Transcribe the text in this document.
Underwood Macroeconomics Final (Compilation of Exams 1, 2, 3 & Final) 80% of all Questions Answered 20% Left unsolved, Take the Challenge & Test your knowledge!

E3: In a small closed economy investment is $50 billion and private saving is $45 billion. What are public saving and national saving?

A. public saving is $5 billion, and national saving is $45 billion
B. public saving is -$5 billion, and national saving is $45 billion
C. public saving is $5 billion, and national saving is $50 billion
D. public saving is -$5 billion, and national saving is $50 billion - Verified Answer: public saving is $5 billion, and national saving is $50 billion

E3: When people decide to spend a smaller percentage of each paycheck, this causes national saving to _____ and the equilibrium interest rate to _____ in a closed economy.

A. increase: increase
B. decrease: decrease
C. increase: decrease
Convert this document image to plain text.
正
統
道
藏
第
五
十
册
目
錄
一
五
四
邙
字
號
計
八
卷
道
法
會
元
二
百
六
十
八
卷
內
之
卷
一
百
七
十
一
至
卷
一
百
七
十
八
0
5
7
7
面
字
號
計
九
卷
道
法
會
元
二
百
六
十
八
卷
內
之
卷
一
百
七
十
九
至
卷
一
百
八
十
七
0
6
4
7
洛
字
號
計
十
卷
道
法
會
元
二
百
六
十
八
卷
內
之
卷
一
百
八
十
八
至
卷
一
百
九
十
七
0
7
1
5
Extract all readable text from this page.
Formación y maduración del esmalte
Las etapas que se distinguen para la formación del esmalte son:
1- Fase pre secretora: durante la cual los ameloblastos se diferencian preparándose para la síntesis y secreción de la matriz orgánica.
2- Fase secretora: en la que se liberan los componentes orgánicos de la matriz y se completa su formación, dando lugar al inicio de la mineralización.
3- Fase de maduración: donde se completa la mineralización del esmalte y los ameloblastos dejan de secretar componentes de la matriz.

**The problem**
Please repeat all the records above exactly as they appear.

**Response for this exercise**
Transcribe the text in this document.
Underwood Macroeconomics Final (Compilation of Exams 1, 2, 3 & Final) 80% of all Questions Answered 20% Left unsolved, Take the Challenge & Test your knowledge!

E3: In a small closed economy investment is $50 billion and private saving is $45 billion. What are public saving and national saving?

A. public saving is $5 billion, and national saving is $45 billion
B. public saving is -$5 billion, and national saving is $45 billion
C. public saving is $5 billion, and national saving is $50 billion
D. public saving is -$5 billion, and national saving is $50 billion - Verified Answer: public saving is $5 billion, and national saving is $50 billion

E3: When people decide to spend a smaller percentage of each paycheck, this causes national saving to _____ and the equilibrium interest rate to _____ in a closed economy.

A. increase: increase
B. decrease: decrease
C. increase: decrease
Convert this document image to plain text.
正
統
道
藏
第
五
十
册
目
錄
一
五
四
邙
字
號
計
八
卷
道
法
會
元
二
百
六
十
八
卷
內
之
卷
一
百
七
十
一
至
卷
一
百
七
十
八
0
5
7
7
面
字
號
計
九
卷
道
法
會
元
二
百
六
十
八
卷
內
之
卷
一
百
七
十
九
至
卷
一
百
八
十
七
0
6
4
7
洛
字
號
計
十
卷
道
法
會
元
二
百
六
十
八
卷
內
之
卷
一
百
八
十
八
至
卷
一
百
九
十
七
0
7
1
5
Extract all readable text from this page.
Formación y maduración del esmalte
Las etapas que se distinguen para la formación del esmalte son:
1- Fase pre secretora: durante la cual los ameloblastos se diferencian preparándose para la síntesis y secreción de la matriz orgánica.
2- Fase secretora: en la que se liberan los componentes orgánicos de la matriz y se completa su formación, dando lugar al inicio de la mineralización.
3- Fase de maduración: donde se completa la mineralización del esmalte y los ameloblastos dejan de secretar componentes de la matriz.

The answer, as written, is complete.